--- Start ---
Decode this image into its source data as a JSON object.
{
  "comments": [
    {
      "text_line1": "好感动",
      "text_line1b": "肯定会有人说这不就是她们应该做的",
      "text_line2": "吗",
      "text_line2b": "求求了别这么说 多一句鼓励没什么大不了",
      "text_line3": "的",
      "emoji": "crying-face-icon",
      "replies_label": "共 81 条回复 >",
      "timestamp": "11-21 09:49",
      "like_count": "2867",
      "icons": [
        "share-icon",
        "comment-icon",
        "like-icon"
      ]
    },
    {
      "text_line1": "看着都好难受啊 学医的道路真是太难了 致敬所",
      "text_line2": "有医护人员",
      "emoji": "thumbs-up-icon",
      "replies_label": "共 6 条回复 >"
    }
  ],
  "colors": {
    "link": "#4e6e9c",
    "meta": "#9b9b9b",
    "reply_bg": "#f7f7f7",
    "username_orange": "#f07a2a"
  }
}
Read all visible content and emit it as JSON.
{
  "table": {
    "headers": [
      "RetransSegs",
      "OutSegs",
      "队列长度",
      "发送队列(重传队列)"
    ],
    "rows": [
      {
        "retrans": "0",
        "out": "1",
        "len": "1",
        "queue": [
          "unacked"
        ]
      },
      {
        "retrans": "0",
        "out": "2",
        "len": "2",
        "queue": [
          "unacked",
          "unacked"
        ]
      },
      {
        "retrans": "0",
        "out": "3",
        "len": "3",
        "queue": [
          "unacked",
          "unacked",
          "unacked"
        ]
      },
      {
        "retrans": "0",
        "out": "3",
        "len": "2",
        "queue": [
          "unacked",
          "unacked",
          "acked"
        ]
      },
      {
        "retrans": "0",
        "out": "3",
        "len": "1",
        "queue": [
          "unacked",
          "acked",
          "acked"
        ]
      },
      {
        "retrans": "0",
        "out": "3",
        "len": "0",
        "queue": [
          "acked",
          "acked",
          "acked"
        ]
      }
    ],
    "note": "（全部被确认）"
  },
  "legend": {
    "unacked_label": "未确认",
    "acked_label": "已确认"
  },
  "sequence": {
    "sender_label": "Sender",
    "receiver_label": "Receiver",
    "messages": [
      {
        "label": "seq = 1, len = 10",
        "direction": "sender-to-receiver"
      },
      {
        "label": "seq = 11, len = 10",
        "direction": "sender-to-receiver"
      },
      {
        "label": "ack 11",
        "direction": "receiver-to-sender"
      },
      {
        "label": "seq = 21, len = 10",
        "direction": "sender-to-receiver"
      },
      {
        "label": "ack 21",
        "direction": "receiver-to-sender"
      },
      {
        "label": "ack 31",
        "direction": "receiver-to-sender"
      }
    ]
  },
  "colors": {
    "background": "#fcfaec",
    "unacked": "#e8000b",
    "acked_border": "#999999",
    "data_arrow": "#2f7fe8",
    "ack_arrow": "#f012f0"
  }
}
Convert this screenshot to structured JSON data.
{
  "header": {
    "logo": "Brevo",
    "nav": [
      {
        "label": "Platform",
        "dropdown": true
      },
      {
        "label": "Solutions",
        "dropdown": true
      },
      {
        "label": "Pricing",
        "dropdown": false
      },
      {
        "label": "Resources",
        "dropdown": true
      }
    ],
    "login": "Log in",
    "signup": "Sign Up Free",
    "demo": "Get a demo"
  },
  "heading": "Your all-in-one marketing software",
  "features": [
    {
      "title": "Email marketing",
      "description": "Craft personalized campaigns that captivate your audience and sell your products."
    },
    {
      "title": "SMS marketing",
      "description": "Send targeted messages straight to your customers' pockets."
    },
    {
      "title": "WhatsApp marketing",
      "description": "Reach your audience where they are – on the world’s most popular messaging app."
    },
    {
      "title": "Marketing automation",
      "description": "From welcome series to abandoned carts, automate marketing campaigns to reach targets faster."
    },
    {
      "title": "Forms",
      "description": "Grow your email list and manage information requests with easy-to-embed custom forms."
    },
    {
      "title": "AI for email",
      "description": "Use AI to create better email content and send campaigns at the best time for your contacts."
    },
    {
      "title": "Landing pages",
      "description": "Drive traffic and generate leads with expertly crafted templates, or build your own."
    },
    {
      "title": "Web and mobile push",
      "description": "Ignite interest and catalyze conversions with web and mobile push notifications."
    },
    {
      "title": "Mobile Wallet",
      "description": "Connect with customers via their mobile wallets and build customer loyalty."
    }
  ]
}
--- End ---
_What you should do_. Check each line above for "content" and return the ones that have it.

_Solution_.
Read all visible content and emit it as JSON.
      "description": "Use AI to create better email content and send campaigns at the best time for your contacts."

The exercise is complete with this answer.